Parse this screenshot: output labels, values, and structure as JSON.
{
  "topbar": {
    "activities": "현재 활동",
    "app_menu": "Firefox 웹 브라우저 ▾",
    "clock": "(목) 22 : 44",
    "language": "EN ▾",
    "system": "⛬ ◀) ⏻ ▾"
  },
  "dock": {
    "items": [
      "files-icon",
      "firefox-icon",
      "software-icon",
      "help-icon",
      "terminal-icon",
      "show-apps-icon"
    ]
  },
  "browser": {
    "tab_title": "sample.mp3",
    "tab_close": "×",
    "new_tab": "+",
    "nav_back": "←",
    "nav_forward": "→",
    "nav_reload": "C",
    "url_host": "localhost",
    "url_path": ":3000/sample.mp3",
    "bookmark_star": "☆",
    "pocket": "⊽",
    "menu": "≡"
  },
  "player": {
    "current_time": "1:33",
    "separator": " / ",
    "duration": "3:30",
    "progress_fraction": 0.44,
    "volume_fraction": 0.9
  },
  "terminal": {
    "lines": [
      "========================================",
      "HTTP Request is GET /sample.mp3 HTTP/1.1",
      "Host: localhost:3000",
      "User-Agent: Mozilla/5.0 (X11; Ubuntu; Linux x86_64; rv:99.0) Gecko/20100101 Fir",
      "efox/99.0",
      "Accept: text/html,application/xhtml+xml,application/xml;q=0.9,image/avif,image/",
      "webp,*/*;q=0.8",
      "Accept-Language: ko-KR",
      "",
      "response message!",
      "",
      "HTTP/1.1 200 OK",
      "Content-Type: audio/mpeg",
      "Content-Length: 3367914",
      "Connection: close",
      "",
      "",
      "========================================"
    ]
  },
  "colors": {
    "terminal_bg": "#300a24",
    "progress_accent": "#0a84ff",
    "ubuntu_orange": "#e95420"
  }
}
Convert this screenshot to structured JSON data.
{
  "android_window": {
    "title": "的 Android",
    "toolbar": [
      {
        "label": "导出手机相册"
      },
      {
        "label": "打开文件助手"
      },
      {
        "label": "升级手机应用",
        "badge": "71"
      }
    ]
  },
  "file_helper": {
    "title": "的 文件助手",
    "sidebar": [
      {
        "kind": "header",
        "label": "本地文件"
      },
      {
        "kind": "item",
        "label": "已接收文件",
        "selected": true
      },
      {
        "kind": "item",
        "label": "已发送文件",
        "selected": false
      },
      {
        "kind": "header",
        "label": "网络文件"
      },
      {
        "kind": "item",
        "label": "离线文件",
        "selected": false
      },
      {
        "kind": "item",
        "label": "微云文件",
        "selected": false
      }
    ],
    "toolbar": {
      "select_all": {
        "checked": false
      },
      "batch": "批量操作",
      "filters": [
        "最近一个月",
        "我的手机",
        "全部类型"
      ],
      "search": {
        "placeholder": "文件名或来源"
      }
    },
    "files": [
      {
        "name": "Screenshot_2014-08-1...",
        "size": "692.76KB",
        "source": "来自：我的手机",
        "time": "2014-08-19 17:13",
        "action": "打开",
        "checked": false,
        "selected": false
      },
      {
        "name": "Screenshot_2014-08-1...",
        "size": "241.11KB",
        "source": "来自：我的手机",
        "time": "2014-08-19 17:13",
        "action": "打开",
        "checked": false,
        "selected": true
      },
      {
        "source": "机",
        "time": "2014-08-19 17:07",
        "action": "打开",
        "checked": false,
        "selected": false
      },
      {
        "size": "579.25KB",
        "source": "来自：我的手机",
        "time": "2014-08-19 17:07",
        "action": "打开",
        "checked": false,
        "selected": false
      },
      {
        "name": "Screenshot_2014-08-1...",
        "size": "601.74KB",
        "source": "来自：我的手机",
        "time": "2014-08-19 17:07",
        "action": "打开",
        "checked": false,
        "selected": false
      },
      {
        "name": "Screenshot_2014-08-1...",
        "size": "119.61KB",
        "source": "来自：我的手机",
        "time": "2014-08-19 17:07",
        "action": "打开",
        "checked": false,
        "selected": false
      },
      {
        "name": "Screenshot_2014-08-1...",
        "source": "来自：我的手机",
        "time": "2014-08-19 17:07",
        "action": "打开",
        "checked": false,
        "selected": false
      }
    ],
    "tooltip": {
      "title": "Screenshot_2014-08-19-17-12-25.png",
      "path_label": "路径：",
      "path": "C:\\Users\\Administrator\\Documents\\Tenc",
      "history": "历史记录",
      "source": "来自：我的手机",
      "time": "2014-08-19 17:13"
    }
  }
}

- - - - -

**What the task asks**
Which lines hold the word "size"? Copy every one of them.

**Completed exercise**
        "size": "692.76KB",
        "size": "241.11KB",
        "size": "579.25KB",
        "size": "601.74KB",
        "size": "119.61KB",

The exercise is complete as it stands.